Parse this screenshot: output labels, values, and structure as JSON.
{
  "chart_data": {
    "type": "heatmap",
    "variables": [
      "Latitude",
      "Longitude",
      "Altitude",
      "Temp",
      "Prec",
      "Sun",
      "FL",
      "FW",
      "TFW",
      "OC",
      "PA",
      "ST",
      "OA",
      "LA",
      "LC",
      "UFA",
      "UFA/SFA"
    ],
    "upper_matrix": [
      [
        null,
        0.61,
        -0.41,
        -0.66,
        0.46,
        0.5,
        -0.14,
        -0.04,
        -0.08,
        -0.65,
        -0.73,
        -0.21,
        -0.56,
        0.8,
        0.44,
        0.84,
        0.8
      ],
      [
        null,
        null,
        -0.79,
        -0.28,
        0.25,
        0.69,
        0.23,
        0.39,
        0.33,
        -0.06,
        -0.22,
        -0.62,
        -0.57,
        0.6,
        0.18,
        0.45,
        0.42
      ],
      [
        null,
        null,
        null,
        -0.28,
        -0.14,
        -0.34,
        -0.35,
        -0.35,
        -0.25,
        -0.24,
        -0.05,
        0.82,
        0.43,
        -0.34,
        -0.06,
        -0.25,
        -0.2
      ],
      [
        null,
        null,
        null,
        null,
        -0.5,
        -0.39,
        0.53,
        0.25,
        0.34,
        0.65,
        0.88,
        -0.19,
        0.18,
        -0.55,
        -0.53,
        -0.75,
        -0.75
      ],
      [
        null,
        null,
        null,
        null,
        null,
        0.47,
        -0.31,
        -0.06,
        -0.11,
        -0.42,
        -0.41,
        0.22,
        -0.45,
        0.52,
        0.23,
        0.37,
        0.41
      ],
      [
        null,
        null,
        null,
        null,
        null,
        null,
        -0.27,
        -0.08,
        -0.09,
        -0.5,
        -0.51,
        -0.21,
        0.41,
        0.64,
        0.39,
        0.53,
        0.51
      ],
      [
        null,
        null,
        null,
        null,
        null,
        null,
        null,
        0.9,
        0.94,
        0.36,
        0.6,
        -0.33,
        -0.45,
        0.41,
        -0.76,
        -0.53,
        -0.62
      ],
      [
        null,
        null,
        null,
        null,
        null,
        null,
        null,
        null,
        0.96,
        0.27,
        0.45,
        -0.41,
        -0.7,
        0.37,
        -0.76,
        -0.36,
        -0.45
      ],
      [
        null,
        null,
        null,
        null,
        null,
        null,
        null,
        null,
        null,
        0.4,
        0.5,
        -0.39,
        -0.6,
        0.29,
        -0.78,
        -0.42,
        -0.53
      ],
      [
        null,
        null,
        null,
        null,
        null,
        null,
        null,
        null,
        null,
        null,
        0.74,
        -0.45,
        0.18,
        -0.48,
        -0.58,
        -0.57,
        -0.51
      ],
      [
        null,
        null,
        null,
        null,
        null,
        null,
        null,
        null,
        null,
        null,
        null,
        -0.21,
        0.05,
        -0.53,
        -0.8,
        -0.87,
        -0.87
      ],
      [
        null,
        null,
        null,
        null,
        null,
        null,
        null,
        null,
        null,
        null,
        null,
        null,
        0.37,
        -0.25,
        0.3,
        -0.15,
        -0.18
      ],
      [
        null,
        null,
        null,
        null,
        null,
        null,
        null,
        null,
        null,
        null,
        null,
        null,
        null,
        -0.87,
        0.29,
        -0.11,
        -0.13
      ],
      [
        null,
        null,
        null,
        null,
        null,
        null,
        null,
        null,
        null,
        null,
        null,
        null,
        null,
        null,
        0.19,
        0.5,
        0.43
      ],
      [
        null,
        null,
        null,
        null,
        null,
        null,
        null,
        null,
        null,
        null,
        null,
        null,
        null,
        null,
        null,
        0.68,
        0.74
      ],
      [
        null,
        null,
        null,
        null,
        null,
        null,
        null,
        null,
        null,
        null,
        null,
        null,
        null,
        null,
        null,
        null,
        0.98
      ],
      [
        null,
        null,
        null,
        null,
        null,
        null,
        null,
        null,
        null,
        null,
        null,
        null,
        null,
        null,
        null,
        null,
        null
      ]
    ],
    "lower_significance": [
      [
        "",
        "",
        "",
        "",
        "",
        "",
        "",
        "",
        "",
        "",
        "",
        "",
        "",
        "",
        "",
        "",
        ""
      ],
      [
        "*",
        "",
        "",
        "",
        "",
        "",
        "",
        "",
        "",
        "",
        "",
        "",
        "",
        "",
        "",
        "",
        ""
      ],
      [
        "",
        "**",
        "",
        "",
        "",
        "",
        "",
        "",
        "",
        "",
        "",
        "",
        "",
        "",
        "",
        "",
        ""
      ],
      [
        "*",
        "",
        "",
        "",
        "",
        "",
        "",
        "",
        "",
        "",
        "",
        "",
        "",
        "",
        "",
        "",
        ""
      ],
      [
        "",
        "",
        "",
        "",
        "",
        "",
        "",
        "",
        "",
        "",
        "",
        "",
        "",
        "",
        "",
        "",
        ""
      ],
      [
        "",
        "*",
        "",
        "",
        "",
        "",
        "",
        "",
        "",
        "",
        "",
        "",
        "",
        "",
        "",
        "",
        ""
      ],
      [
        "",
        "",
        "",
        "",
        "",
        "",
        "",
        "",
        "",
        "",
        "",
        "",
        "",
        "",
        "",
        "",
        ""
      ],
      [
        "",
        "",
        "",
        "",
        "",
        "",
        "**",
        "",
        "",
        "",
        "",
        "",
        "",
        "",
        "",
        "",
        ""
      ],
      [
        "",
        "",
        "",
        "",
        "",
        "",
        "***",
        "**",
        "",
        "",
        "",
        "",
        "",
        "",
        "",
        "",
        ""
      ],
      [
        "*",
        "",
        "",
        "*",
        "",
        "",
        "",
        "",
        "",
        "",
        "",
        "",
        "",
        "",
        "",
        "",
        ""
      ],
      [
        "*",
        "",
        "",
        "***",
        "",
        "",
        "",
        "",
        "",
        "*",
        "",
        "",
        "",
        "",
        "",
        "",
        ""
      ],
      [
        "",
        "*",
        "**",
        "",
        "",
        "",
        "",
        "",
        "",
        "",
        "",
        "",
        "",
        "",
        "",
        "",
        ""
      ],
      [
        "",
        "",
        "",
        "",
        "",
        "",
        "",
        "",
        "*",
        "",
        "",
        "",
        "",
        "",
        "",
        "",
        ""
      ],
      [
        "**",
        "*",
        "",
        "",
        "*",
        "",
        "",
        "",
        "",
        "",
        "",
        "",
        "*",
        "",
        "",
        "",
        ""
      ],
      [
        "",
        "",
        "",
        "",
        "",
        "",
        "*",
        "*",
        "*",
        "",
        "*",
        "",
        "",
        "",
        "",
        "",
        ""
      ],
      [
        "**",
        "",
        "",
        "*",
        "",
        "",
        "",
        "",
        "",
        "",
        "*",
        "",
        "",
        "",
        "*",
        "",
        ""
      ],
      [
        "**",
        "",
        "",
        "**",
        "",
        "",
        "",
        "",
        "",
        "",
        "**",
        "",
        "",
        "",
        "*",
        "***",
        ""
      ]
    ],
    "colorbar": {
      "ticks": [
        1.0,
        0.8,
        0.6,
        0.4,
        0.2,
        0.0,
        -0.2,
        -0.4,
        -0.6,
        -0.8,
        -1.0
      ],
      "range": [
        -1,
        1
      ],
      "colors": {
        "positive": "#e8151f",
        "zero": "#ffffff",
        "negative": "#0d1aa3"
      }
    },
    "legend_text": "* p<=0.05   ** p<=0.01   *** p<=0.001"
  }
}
--
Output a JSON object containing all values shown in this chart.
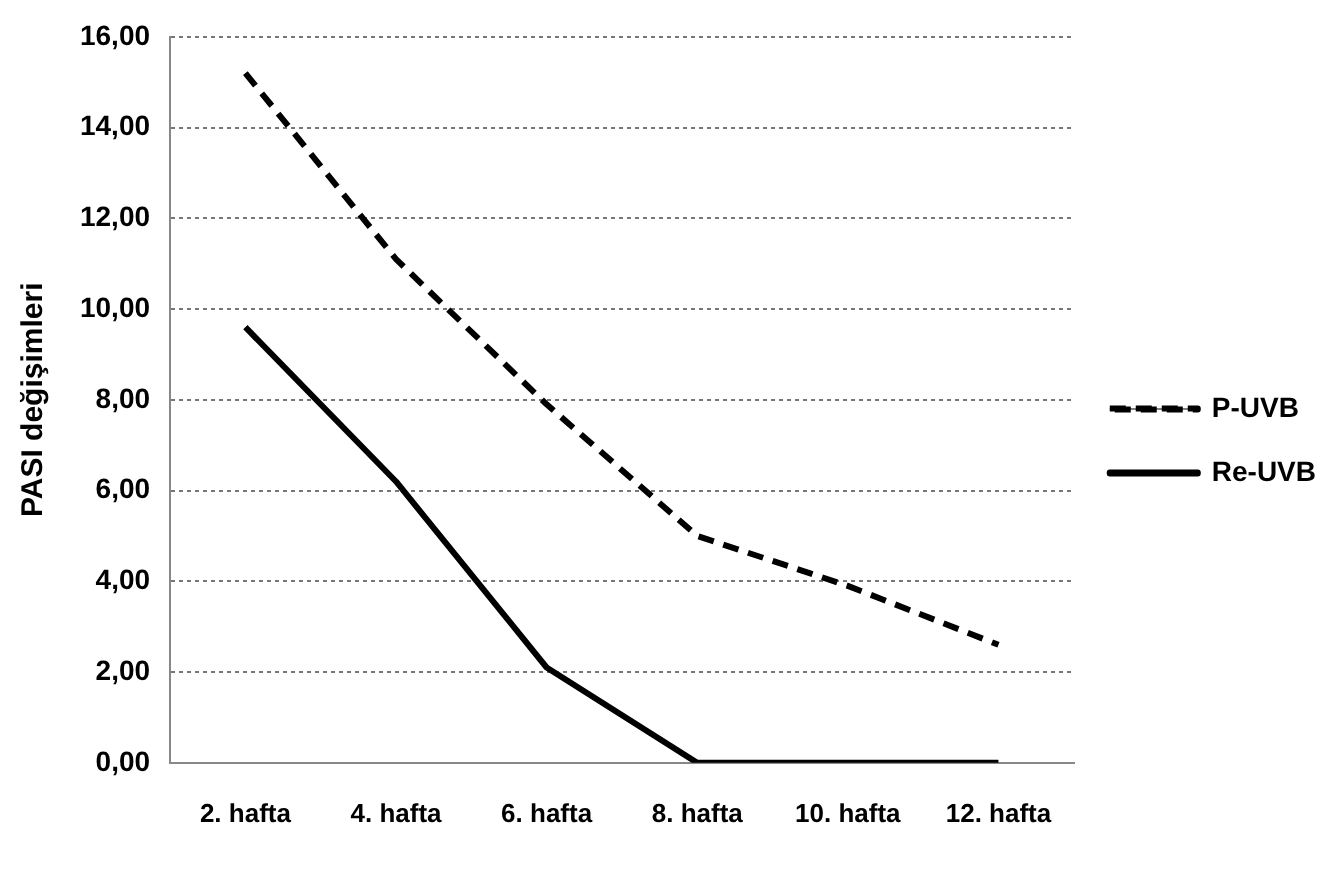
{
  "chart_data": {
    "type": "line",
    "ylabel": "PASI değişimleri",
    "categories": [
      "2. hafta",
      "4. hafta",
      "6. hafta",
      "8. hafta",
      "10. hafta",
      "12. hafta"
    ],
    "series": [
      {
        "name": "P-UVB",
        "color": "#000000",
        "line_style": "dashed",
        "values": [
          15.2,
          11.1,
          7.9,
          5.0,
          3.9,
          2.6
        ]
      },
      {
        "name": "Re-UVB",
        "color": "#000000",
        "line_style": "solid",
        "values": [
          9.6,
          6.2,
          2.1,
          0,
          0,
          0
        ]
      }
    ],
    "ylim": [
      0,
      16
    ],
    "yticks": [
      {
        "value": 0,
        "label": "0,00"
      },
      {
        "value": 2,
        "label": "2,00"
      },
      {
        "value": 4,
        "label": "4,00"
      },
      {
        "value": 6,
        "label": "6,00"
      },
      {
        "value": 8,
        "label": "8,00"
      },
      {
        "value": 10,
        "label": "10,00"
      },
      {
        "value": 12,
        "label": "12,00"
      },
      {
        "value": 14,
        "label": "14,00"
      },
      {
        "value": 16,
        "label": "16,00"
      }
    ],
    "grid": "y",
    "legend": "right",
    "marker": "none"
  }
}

__Problem to work on__.
Identify the lines above with the word "hafta". Copy them.

__Result below__.
      "2. hafta",
      "4. hafta",
      "6. hafta",
      "8. hafta",
      "10. hafta",
      "12. hafta"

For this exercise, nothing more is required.